▸ **What the task asks**: Would you quote every entry exactly, dropping only the pictures?

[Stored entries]
[start]
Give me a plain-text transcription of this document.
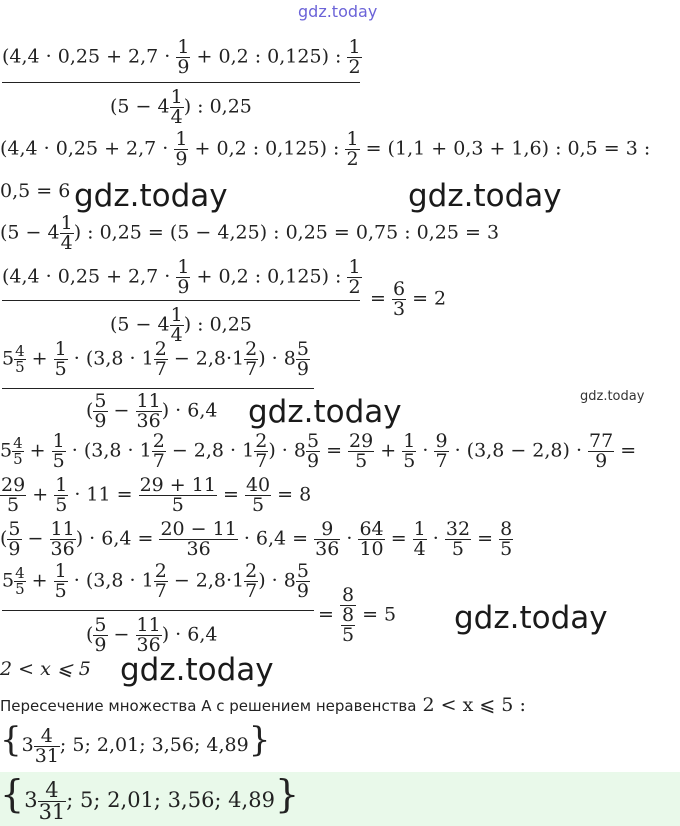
gdz.today
($4,4 \cdot 0,25 + 2,7 \cdot \frac{1}{9} + 0,2$ : 0,125) : $\frac{1}{2}$
($5 - 4 \frac{1}{4}$ ) : 0,25
($4,4 \cdot 0,25 + 2,7 \cdot \frac{1}{9} + 0,2$ : 0,125) : $\frac{1}{2} = (1,1 + 0,3 + 1,6)$ : 0,5 = 3 :
0,5 = 6 gdz.today	gdz.today
($5 - 4 \frac{1}{4}$ ) : 0,25 = (5 − 4,25) : 0,25 = 0,75 : 0,25 = 3
($4,4 \cdot 0,25 + 2,7 \cdot \frac{1}{9} + 0,2$ : 0,125) : $\frac{1}{2}$
($5 - 4 \frac{1}{4}$ ) : 0,25
= $\frac{6}{3} = 2$
$5 \frac{4}{5} + \frac{1}{5} \cdot (3,8 \cdot 1 \frac{2}{7} - 2,8\cdot 1 \frac{2}{7}$ ) · $8 \frac{5}{9}$
( $\frac{5}{9} - \frac{11}{36}$ ) · 6,4
gdz.today
gdz.today
$5 \frac{4}{5} + \frac{1}{5} \cdot (3,8 \cdot 1 \frac{2}{7} - 2,8 \cdot 1 \frac{2}{7}$ ) · $8 \frac{5}{9} = \frac{29}{5} + \frac{1}{5} \cdot \frac{9}{7} \cdot (3,8 - 2,8) \cdot \frac{77}{9}$ =
$\frac{29}{5} + \frac{1}{5} \cdot 11 = \frac{29 + 11}{5} = \frac{40}{5} = 8$
( $\frac{5}{9} - \frac{11}{36}$ ) · $6,4 = \frac{20 - 11}{36} \cdot 6,4 = \frac{9}{36} \cdot \frac{64}{10} = \frac{1}{4} \cdot \frac{32}{5} = \frac{8}{5}$
$5 \frac{4}{5} + \frac{1}{5} \cdot (3,8 \cdot 1 \frac{2}{7} - 2,8\cdot 1 \frac{2}{7}$ ) · $8 \frac{5}{9}$
( $\frac{5}{9} - \frac{11}{36}$ ) · 6,4
= $\frac{8}{\frac{8}{5}} = 5$ gdz.today
2 < x ⩽ 5 gdz.today
Пересечение множества A с решением неравенства 2 < x ⩽ 5 :
{$3 \frac{4}{31}$ ; 5; 2,01; 3,56; 4,89}
{$3 \frac{4}{31}$ ; 5; 2,01; 3,56; 4,89}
[end]
▸ **Right answer**:
Give me a plain-text transcription of this document.
gdz.today
($4,4 \cdot 0,25 + 2,7 \cdot \frac{1}{9} + 0,2$ : 0,125) : $\frac{1}{2}$
($5 - 4 \frac{1}{4}$ ) : 0,25
($4,4 \cdot 0,25 + 2,7 \cdot \frac{1}{9} + 0,2$ : 0,125) : $\frac{1}{2} = (1,1 + 0,3 + 1,6)$ : 0,5 = 3 :
0,5 = 6 gdz.today	gdz.today
($5 - 4 \frac{1}{4}$ ) : 0,25 = (5 − 4,25) : 0,25 = 0,75 : 0,25 = 3
($4,4 \cdot 0,25 + 2,7 \cdot \frac{1}{9} + 0,2$ : 0,125) : $\frac{1}{2}$
($5 - 4 \frac{1}{4}$ ) : 0,25
= $\frac{6}{3} = 2$
$5 \frac{4}{5} + \frac{1}{5} \cdot (3,8 \cdot 1 \frac{2}{7} - 2,8\cdot 1 \frac{2}{7}$ ) · $8 \frac{5}{9}$
( $\frac{5}{9} - \frac{11}{36}$ ) · 6,4
gdz.today
gdz.today
$5 \frac{4}{5} + \frac{1}{5} \cdot (3,8 \cdot 1 \frac{2}{7} - 2,8 \cdot 1 \frac{2}{7}$ ) · $8 \frac{5}{9} = \frac{29}{5} + \frac{1}{5} \cdot \frac{9}{7} \cdot (3,8 - 2,8) \cdot \frac{77}{9}$ =
$\frac{29}{5} + \frac{1}{5} \cdot 11 = \frac{29 + 11}{5} = \frac{40}{5} = 8$
( $\frac{5}{9} - \frac{11}{36}$ ) · $6,4 = \frac{20 - 11}{36} \cdot 6,4 = \frac{9}{36} \cdot \frac{64}{10} = \frac{1}{4} \cdot \frac{32}{5} = \frac{8}{5}$
$5 \frac{4}{5} + \frac{1}{5} \cdot (3,8 \cdot 1 \frac{2}{7} - 2,8\cdot 1 \frac{2}{7}$ ) · $8 \frac{5}{9}$
( $\frac{5}{9} - \frac{11}{36}$ ) · 6,4
= $\frac{8}{\frac{8}{5}} = 5$ gdz.today
2 < x ⩽ 5 gdz.today
Пересечение множества A с решением неравенства 2 < x ⩽ 5 :
{$3 \frac{4}{31}$ ; 5; 2,01; 3,56; 4,89}
{$3 \frac{4}{31}$ ; 5; 2,01; 3,56; 4,89}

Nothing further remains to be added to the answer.